(REQUEST) Render the items as a JSON list of strings, running from the very first line through the line that contains "Itemize the components", with both ends included and each line as its own string. Omit blank lines and leave out the pictures.

Layout annotation records:

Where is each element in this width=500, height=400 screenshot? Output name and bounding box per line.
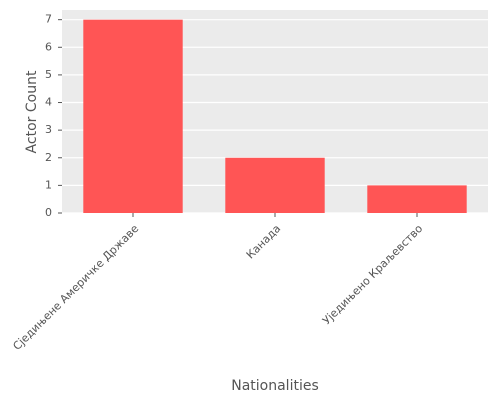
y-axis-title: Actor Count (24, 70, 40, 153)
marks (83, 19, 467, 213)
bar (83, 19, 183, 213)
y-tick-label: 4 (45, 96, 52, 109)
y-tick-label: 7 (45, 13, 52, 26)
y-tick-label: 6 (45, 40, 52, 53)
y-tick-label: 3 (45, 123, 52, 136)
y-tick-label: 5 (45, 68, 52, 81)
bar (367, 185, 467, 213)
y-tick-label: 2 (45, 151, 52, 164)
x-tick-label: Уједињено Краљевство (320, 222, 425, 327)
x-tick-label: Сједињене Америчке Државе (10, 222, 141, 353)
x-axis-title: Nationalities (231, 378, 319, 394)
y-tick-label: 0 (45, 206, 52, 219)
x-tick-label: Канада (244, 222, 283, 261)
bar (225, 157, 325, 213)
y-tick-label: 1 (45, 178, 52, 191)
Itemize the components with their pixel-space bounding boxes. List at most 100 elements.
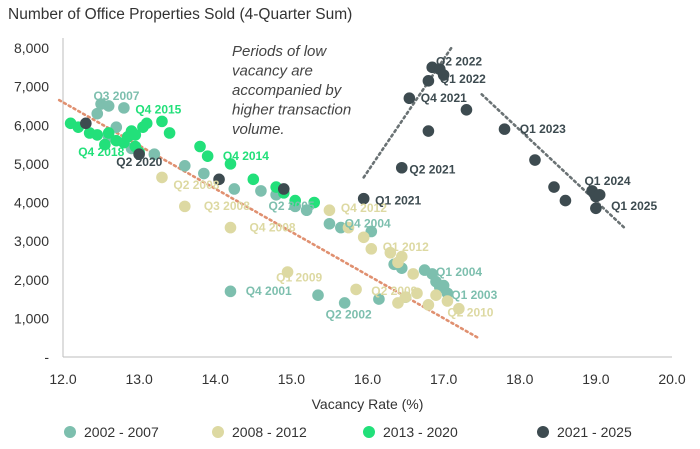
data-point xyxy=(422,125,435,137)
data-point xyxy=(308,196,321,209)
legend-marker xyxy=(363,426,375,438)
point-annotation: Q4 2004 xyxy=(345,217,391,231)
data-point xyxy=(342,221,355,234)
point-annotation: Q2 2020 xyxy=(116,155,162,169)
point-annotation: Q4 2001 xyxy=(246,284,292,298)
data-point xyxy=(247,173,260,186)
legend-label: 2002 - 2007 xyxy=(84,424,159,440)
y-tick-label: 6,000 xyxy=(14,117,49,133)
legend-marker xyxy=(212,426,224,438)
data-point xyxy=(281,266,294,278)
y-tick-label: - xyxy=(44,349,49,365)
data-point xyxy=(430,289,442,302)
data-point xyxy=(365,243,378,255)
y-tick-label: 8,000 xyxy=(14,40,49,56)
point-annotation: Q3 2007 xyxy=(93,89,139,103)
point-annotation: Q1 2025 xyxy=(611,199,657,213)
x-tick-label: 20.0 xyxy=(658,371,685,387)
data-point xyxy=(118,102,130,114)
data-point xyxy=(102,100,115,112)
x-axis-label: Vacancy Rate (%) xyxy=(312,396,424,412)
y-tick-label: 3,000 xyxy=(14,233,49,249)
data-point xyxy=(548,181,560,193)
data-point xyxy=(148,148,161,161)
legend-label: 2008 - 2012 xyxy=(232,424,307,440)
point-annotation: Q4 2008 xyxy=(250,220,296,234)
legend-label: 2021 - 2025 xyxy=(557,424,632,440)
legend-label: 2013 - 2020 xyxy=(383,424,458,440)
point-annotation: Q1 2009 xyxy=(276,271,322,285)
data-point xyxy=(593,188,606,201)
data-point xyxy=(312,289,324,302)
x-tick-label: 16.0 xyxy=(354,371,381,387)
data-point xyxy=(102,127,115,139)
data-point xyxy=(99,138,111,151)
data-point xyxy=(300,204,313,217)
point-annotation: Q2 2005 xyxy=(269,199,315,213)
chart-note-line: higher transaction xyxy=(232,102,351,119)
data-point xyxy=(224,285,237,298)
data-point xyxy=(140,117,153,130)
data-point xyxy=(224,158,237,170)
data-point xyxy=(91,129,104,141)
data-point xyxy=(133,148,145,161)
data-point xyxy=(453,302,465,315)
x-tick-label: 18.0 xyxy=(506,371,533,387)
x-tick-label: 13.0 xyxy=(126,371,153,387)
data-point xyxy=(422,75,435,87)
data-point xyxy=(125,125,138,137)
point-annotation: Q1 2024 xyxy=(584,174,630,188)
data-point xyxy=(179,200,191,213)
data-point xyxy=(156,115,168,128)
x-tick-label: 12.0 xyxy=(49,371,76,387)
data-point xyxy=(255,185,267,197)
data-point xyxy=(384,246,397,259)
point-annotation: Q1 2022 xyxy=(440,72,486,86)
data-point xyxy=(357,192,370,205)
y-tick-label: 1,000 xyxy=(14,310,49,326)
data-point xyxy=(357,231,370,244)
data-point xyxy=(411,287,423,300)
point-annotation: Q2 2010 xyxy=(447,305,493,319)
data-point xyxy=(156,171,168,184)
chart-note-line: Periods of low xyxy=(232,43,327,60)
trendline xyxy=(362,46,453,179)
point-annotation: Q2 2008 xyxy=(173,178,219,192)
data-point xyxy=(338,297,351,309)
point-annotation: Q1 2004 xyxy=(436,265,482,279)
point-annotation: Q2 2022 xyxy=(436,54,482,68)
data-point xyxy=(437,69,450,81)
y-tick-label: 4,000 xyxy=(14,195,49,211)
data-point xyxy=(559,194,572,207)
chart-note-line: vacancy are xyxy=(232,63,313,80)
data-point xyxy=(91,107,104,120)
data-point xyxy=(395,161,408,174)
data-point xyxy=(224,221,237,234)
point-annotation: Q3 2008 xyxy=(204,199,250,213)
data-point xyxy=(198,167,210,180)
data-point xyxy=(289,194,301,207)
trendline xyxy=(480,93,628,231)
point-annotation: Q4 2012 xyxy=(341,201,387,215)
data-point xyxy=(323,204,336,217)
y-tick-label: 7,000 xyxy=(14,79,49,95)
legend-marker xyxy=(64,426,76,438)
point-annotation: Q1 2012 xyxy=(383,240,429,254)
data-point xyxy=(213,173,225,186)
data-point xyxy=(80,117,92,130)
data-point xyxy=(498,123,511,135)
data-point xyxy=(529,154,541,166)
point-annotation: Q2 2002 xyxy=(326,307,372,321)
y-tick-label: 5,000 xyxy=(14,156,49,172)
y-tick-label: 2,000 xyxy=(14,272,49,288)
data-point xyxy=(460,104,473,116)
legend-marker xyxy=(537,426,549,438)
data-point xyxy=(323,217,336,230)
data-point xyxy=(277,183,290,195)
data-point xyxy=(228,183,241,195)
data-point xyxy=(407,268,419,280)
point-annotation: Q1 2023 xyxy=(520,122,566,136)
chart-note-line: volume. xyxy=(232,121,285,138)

(PROBLEM SOLUTION)
[
  "Where is each element in this width=500, height=400 screenshot? Output name and bounding box per line.",
  "y-axis-title: Actor Count (24, 70, 40, 153)",
  "marks (83, 19, 467, 213)",
  "bar (83, 19, 183, 213)",
  "y-tick-label: 4 (45, 96, 52, 109)",
  "y-tick-label: 7 (45, 13, 52, 26)",
  "y-tick-label: 6 (45, 40, 52, 53)",
  "y-tick-label: 3 (45, 123, 52, 136)",
  "y-tick-label: 5 (45, 68, 52, 81)",
  "bar (367, 185, 467, 213)",
  "y-tick-label: 2 (45, 151, 52, 164)",
  "x-tick-label: Уједињено Краљевство (320, 222, 425, 327)",
  "x-tick-label: Сједињене Америчке Државе (10, 222, 141, 353)",
  "x-axis-title: Nationalities (231, 378, 319, 394)",
  "y-tick-label: 0 (45, 206, 52, 219)",
  "x-tick-label: Канада (244, 222, 283, 261)",
  "bar (225, 157, 325, 213)",
  "y-tick-label: 1 (45, 178, 52, 191)",
  "Itemize the components with their pixel-space bounding boxes. List at most 100 elements."
]